• PROBLEM DESCRIPTION
All records must be quoted exactly. Omit the pictures.

## begin RAW RECORDS

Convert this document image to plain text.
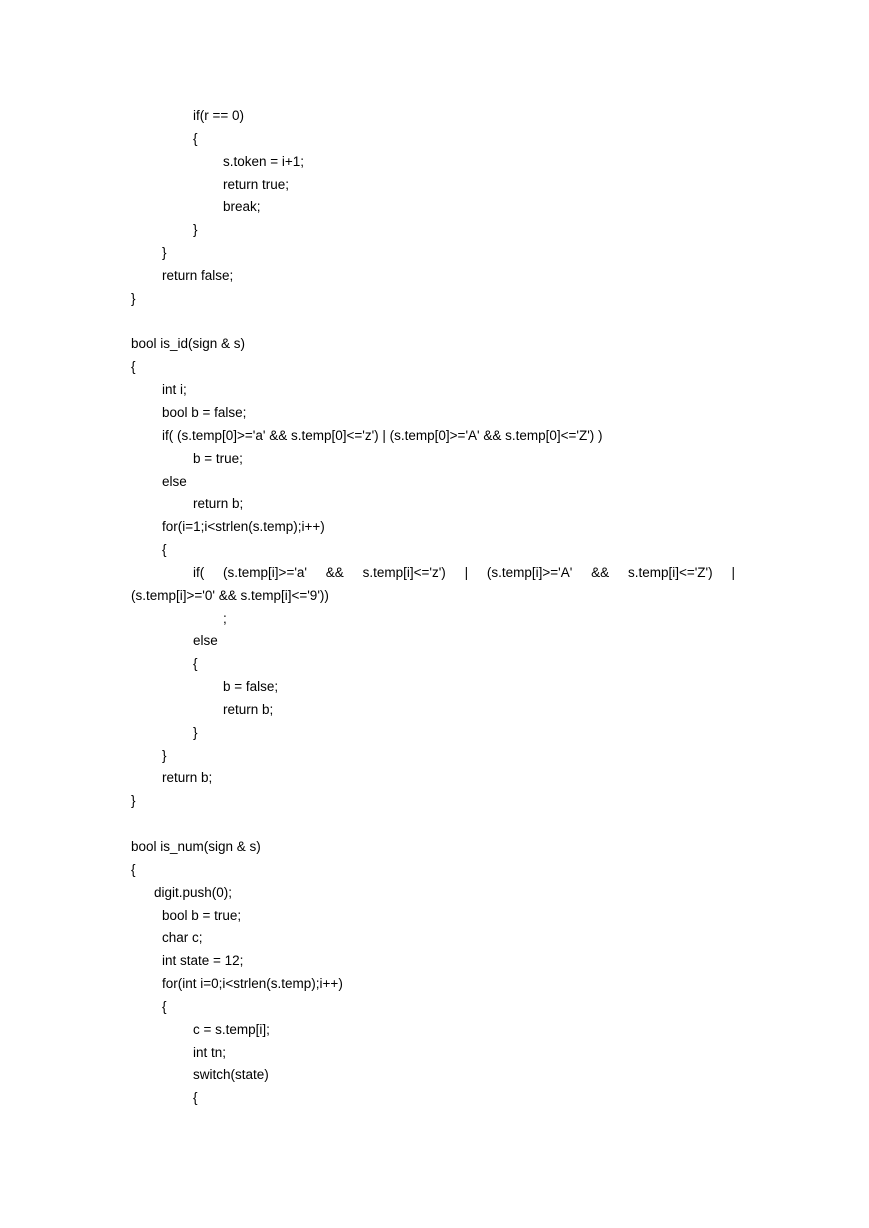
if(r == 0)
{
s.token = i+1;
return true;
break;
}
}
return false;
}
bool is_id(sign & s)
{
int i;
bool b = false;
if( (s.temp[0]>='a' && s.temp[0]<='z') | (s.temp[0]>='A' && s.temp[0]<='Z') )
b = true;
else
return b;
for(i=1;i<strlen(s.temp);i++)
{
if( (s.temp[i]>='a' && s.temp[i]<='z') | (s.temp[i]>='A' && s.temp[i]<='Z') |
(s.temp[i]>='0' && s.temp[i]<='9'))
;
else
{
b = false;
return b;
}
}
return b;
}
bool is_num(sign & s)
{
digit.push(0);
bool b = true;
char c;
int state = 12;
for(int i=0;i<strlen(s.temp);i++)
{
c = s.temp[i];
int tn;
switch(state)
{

## end RAW RECORDS

• TASK RESULT
Convert this document image to plain text.
if(r == 0)
{
s.token = i+1;
return true;
break;
}
}
return false;
}
bool is_id(sign & s)
{
int i;
bool b = false;
if( (s.temp[0]>='a' && s.temp[0]<='z') | (s.temp[0]>='A' && s.temp[0]<='Z') )
b = true;
else
return b;
for(i=1;i<strlen(s.temp);i++)
{
if( (s.temp[i]>='a' && s.temp[i]<='z') | (s.temp[i]>='A' && s.temp[i]<='Z') |
(s.temp[i]>='0' && s.temp[i]<='9'))
;
else
{
b = false;
return b;
}
}
return b;
}
bool is_num(sign & s)
{
digit.push(0);
bool b = true;
char c;
int state = 12;
for(int i=0;i<strlen(s.temp);i++)
{
c = s.temp[i];
int tn;
switch(state)
{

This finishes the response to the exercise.